## start
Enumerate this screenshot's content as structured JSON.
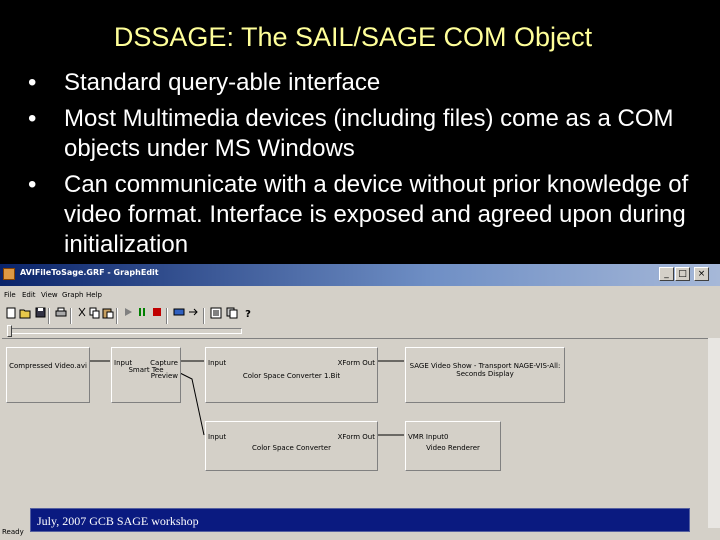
{
  "slide": {
    "title": "DSSAGE: The SAIL/SAGE COM Object",
    "bullets": [
      "Standard query-able interface",
      "Most Multimedia devices (including files) come as a COM objects under MS Windows",
      "Can communicate with a device without prior knowledge of video format. Interface is exposed and agreed upon during initialization"
    ],
    "bullet_symbol": "•",
    "footer": "July, 2007 GCB SAGE workshop"
  },
  "window": {
    "title": "AVIFileToSage.GRF - GraphEdit",
    "controls": {
      "minimize": "_",
      "maximize": "□",
      "close": "×"
    },
    "menu": [
      "File",
      "Edit",
      "View",
      "Graph",
      "Help"
    ],
    "toolbar_icons": [
      "new-icon",
      "open-icon",
      "save-icon",
      "print-icon",
      "cut-icon",
      "copy-icon",
      "paste-icon",
      "play-icon",
      "pause-icon",
      "stop-icon",
      "insert-filter-icon",
      "render-icon",
      "properties-icon",
      "help-icon"
    ],
    "toolbar_help_glyph": "?",
    "filters": [
      {
        "name": "Compressed Video.avi",
        "out": "(unlabelled)"
      },
      {
        "name": "Smart Tee",
        "in": "Input",
        "out1": "Capture",
        "out2": "Preview"
      },
      {
        "name": "Color Space Converter 1.Bit",
        "in": "Input",
        "out": "XForm Out"
      },
      {
        "name": "SAGE Video Show - Transport NAGE-VIS-All: Seconds Display",
        "in": "SAGE Video Show - Transport"
      },
      {
        "name": "Color Space Converter",
        "in": "Input",
        "out": "XForm Out"
      },
      {
        "name": "Video Renderer",
        "in": "VMR Input0"
      }
    ],
    "status": "Ready"
  },
  "colors": {
    "title": "#ffff99",
    "text": "#ffffff",
    "background": "#000000",
    "footer_bg": "#0a1a80"
  }
}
## end
EXERCISE AIM:
Output, exactly, all the records above; include no pictures.

WRITTEN SOLUTION:
Enumerate this screenshot's content as structured JSON.
{
  "slide": {
    "title": "DSSAGE: The SAIL/SAGE COM Object",
    "bullets": [
      "Standard query-able interface",
      "Most Multimedia devices (including files) come as a COM objects under MS Windows",
      "Can communicate with a device without prior knowledge of video format. Interface is exposed and agreed upon during initialization"
    ],
    "bullet_symbol": "•",
    "footer": "July, 2007 GCB SAGE workshop"
  },
  "window": {
    "title": "AVIFileToSage.GRF - GraphEdit",
    "controls": {
      "minimize": "_",
      "maximize": "□",
      "close": "×"
    },
    "menu": [
      "File",
      "Edit",
      "View",
      "Graph",
      "Help"
    ],
    "toolbar_icons": [
      "new-icon",
      "open-icon",
      "save-icon",
      "print-icon",
      "cut-icon",
      "copy-icon",
      "paste-icon",
      "play-icon",
      "pause-icon",
      "stop-icon",
      "insert-filter-icon",
      "render-icon",
      "properties-icon",
      "help-icon"
    ],
    "toolbar_help_glyph": "?",
    "filters": [
      {
        "name": "Compressed Video.avi",
        "out": "(unlabelled)"
      },
      {
        "name": "Smart Tee",
        "in": "Input",
        "out1": "Capture",
        "out2": "Preview"
      },
      {
        "name": "Color Space Converter 1.Bit",
        "in": "Input",
        "out": "XForm Out"
      },
      {
        "name": "SAGE Video Show - Transport NAGE-VIS-All: Seconds Display",
        "in": "SAGE Video Show - Transport"
      },
      {
        "name": "Color Space Converter",
        "in": "Input",
        "out": "XForm Out"
      },
      {
        "name": "Video Renderer",
        "in": "VMR Input0"
      }
    ],
    "status": "Ready"
  },
  "colors": {
    "title": "#ffff99",
    "text": "#ffffff",
    "background": "#000000",
    "footer_bg": "#0a1a80"
  }
}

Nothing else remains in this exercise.